Your instructions: Copy every line that holds "chevron".

Records for the exercise:

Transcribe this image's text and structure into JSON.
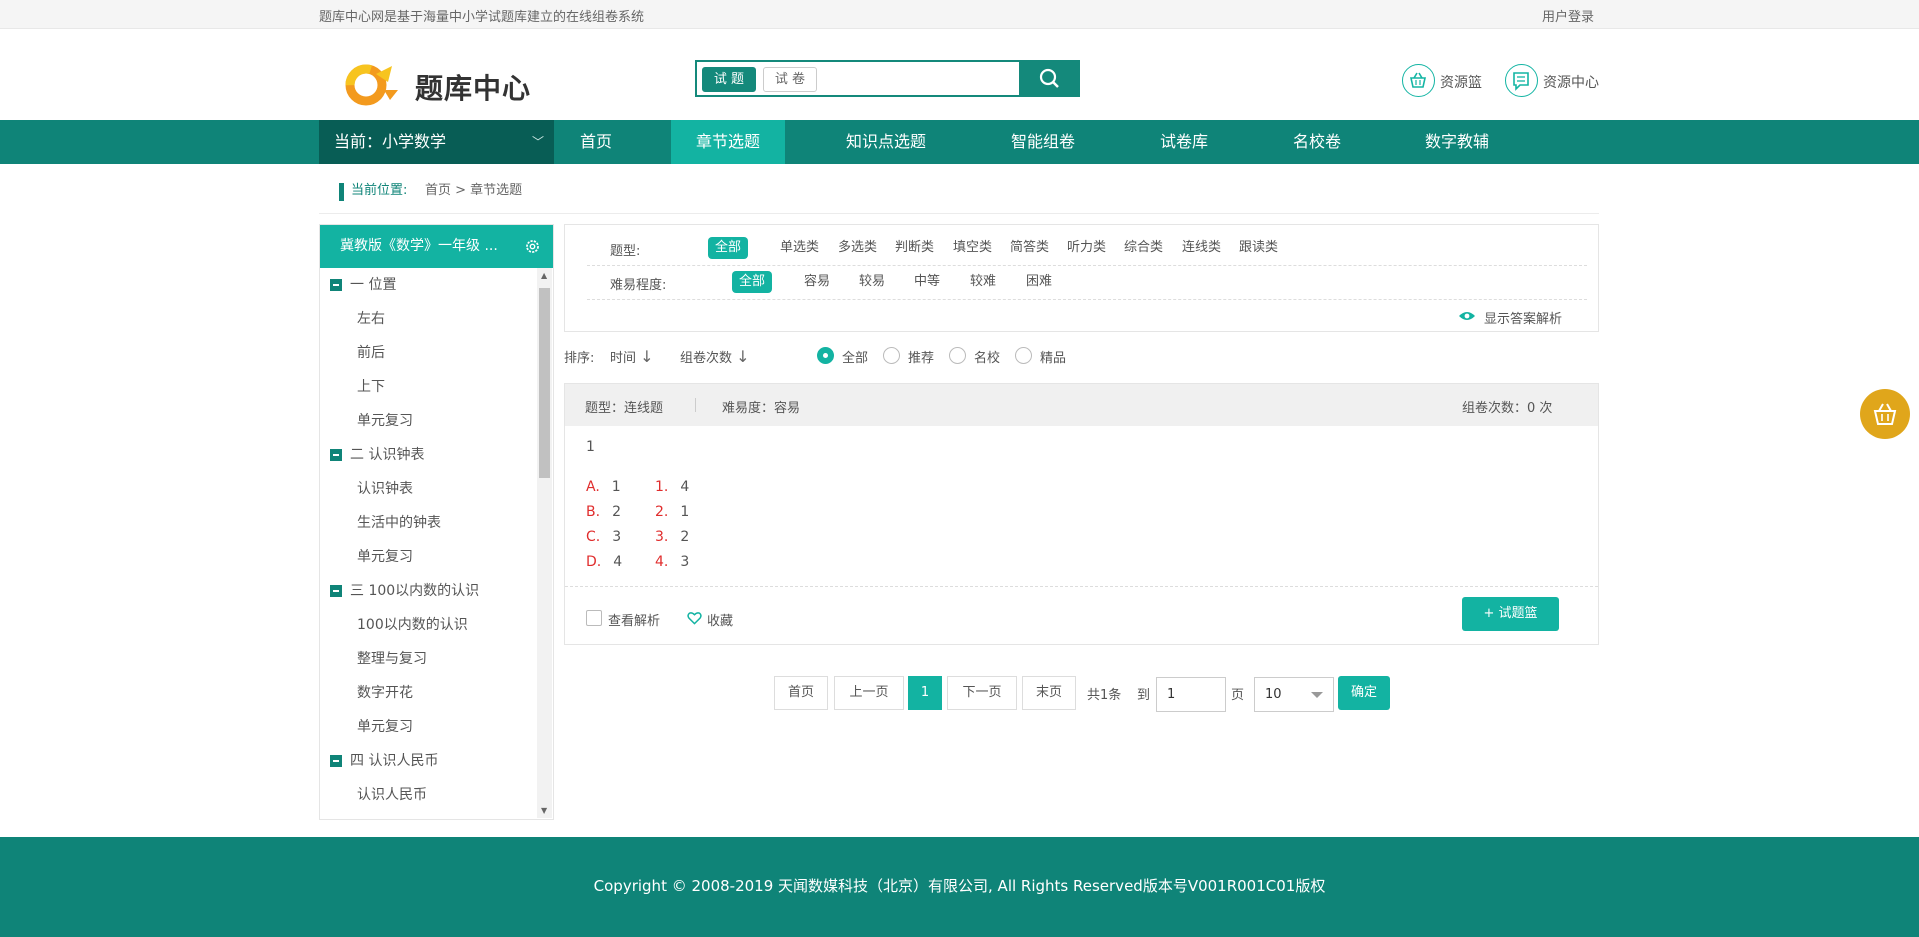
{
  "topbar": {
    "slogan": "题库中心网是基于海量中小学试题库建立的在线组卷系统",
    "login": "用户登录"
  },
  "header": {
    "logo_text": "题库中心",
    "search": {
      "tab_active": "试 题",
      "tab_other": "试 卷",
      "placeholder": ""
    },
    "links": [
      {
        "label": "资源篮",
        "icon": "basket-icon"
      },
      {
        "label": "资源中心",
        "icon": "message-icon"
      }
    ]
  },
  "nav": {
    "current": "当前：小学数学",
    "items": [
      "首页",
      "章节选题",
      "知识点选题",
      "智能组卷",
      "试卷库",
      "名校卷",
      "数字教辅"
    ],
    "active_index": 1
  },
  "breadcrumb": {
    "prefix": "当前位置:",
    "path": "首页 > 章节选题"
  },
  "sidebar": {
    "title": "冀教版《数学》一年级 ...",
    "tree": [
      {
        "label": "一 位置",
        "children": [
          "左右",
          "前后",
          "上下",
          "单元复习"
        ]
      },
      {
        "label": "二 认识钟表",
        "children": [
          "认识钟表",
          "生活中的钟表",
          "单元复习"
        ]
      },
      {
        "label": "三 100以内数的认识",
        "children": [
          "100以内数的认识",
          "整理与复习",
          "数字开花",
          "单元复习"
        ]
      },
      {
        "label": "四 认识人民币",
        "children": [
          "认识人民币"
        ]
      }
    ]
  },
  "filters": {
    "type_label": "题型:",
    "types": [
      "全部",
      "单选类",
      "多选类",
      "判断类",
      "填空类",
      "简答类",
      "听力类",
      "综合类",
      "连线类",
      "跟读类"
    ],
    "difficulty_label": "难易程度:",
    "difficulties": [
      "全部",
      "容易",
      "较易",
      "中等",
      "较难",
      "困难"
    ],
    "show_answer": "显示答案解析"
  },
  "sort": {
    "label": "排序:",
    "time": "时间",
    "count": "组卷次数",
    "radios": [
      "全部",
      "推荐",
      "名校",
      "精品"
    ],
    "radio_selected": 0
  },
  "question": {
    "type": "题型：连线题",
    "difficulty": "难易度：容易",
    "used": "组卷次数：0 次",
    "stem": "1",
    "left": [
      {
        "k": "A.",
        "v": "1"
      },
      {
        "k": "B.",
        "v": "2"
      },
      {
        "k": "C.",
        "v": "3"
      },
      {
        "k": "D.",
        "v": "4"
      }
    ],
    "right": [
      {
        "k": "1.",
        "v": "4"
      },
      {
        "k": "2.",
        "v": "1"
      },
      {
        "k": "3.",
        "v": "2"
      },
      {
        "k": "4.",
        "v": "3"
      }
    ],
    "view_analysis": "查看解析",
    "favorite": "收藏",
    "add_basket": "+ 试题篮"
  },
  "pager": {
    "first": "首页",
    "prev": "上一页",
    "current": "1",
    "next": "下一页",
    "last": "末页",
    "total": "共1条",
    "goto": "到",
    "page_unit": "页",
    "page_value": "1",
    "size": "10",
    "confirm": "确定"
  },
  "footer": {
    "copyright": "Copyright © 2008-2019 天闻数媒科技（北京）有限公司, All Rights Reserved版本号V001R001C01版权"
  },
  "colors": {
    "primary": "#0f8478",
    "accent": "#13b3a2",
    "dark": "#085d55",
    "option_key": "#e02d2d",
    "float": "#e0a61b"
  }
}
--
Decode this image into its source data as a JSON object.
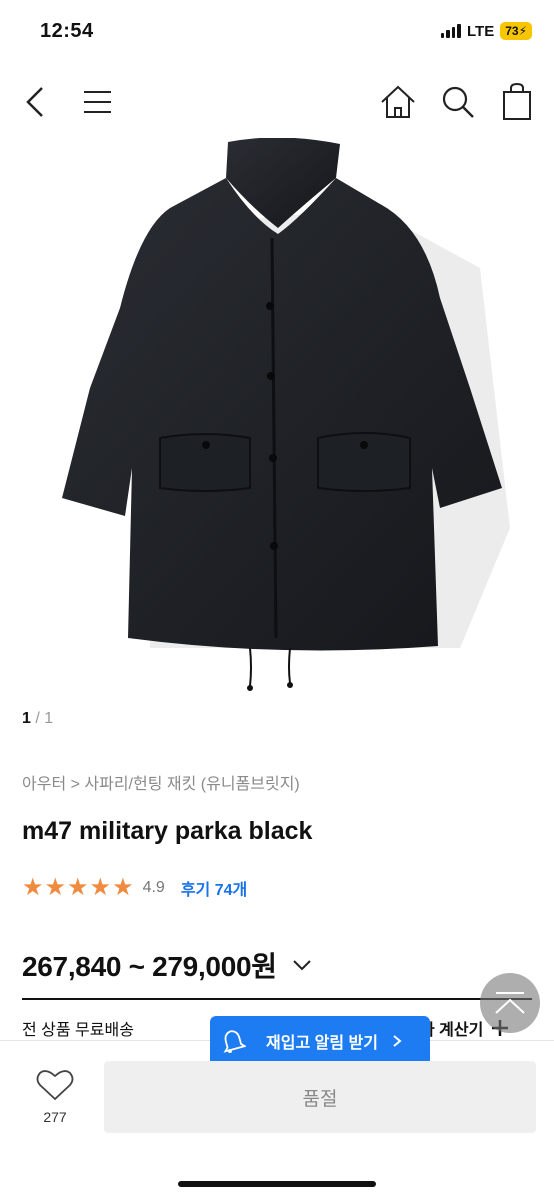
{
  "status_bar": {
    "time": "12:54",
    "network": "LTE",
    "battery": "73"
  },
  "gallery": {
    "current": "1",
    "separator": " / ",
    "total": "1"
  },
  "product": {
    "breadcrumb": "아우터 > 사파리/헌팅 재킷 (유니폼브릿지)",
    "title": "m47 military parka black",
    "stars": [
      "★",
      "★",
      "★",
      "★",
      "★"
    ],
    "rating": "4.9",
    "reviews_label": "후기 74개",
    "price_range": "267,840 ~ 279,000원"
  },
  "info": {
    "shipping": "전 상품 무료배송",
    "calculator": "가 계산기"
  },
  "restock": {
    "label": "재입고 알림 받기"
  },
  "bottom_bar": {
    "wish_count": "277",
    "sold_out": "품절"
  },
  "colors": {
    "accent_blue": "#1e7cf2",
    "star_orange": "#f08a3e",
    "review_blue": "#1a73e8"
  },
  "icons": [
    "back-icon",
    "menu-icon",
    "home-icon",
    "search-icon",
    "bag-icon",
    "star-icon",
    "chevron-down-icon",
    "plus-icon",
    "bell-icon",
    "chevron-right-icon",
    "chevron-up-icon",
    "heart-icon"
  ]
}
==
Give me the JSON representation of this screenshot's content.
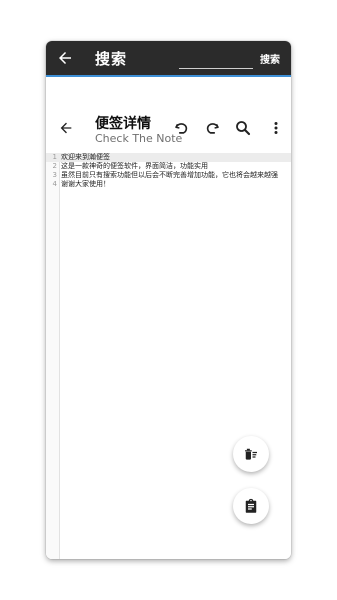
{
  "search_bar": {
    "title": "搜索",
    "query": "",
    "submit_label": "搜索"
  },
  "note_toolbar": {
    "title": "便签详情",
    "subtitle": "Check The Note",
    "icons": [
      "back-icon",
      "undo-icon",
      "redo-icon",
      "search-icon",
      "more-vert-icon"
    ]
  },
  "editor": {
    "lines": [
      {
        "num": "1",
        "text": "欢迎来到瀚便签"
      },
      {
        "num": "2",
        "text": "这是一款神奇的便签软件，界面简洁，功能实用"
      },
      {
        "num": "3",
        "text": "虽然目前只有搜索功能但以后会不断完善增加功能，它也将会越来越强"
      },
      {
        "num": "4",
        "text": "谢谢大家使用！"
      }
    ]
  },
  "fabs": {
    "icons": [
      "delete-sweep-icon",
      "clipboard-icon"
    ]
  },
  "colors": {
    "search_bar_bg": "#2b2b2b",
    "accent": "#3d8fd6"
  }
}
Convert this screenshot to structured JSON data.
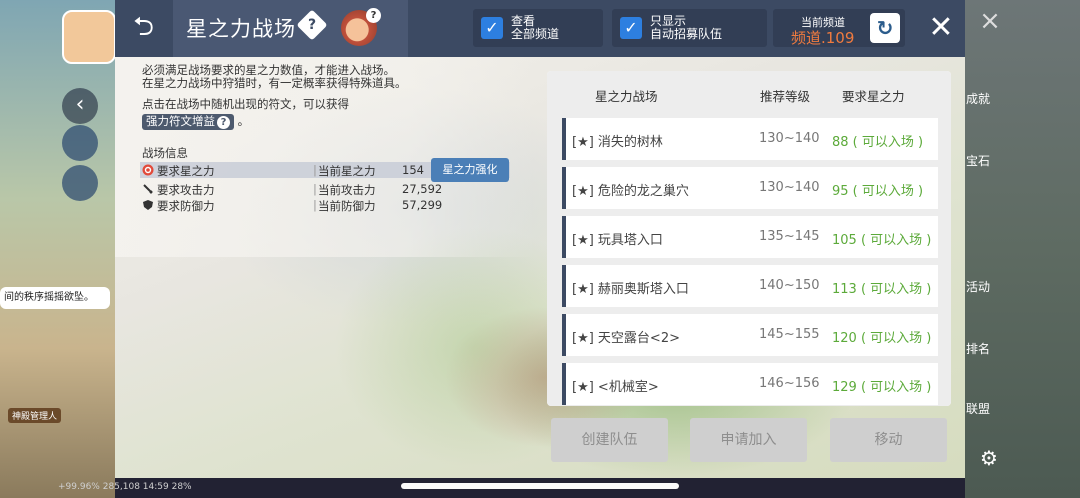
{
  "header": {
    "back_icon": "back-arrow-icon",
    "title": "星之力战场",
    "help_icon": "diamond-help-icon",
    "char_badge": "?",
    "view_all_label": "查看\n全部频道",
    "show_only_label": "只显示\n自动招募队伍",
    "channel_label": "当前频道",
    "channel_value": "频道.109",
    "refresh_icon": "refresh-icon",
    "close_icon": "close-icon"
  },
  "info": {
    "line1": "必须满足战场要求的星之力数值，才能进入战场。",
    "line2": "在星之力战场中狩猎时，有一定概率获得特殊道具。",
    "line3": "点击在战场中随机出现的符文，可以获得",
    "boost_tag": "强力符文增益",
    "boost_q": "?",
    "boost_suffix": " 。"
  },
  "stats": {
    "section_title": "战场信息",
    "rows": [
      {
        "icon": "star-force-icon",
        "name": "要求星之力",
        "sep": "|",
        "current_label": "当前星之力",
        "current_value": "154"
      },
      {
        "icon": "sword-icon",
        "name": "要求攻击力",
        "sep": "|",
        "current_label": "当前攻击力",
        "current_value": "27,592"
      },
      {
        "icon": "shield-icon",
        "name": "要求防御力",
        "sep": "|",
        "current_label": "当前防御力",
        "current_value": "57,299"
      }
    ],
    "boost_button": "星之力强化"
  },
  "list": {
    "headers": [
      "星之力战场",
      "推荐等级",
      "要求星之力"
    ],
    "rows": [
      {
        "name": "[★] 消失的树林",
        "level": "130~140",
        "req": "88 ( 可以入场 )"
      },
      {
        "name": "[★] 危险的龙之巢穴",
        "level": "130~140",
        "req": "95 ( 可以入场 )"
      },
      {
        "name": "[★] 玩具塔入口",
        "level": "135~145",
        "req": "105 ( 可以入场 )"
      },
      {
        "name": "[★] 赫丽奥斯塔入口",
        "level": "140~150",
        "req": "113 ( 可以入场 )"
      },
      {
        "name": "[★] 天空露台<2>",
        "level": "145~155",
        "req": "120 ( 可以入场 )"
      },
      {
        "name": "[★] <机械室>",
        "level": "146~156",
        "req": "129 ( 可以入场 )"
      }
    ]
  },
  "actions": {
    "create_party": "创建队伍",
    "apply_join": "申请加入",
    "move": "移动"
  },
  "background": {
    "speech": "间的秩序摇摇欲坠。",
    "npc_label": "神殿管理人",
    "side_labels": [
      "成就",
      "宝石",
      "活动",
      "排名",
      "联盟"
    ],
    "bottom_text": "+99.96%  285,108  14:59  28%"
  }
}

Result:
    "chevron-down-icon",
    "chevron-right-icon",
    "chevron-up-icon",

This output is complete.